(Task requirements): Quote the full listing word for word.

• • • •

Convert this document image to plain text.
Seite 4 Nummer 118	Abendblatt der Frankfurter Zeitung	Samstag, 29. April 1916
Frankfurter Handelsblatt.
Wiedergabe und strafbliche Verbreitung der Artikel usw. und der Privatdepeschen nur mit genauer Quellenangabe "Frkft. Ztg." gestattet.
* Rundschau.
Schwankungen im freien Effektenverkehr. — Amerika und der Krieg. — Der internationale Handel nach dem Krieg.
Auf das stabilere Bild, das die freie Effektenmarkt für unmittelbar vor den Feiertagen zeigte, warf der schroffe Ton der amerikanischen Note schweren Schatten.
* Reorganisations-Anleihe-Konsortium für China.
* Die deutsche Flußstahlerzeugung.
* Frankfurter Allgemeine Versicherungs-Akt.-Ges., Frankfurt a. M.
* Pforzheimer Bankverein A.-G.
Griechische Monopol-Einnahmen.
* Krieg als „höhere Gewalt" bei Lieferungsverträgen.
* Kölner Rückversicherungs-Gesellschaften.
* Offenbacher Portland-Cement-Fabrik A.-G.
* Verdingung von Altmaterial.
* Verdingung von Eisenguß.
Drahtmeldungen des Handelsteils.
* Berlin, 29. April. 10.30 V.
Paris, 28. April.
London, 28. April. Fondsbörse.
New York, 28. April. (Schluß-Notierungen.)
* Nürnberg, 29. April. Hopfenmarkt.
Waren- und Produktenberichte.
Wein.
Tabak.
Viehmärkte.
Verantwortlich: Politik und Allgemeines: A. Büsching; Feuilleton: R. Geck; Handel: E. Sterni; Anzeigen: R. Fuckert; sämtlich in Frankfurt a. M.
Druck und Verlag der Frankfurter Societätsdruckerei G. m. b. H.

• • • •

(Expected answer):
Convert this document image to plain text.
Seite 4 Nummer 118	Abendblatt der Frankfurter Zeitung	Samstag, 29. April 1916
Frankfurter Handelsblatt.
Wiedergabe und strafbliche Verbreitung der Artikel usw. und der Privatdepeschen nur mit genauer Quellenangabe "Frkft. Ztg." gestattet.
* Rundschau.
Schwankungen im freien Effektenverkehr. — Amerika und der Krieg. — Der internationale Handel nach dem Krieg.
Auf das stabilere Bild, das die freie Effektenmarkt für unmittelbar vor den Feiertagen zeigte, warf der schroffe Ton der amerikanischen Note schweren Schatten.
* Reorganisations-Anleihe-Konsortium für China.
* Die deutsche Flußstahlerzeugung.
* Frankfurter Allgemeine Versicherungs-Akt.-Ges., Frankfurt a. M.
* Pforzheimer Bankverein A.-G.
Griechische Monopol-Einnahmen.
* Krieg als „höhere Gewalt" bei Lieferungsverträgen.
* Kölner Rückversicherungs-Gesellschaften.
* Offenbacher Portland-Cement-Fabrik A.-G.
* Verdingung von Altmaterial.
* Verdingung von Eisenguß.
Drahtmeldungen des Handelsteils.
* Berlin, 29. April. 10.30 V.
Paris, 28. April.
London, 28. April. Fondsbörse.
New York, 28. April. (Schluß-Notierungen.)
* Nürnberg, 29. April. Hopfenmarkt.
Waren- und Produktenberichte.
Wein.
Tabak.
Viehmärkte.
Verantwortlich: Politik und Allgemeines: A. Büsching; Feuilleton: R. Geck; Handel: E. Sterni; Anzeigen: R. Fuckert; sämtlich in Frankfurt a. M.
Druck und Verlag der Frankfurter Societätsdruckerei G. m. b. H.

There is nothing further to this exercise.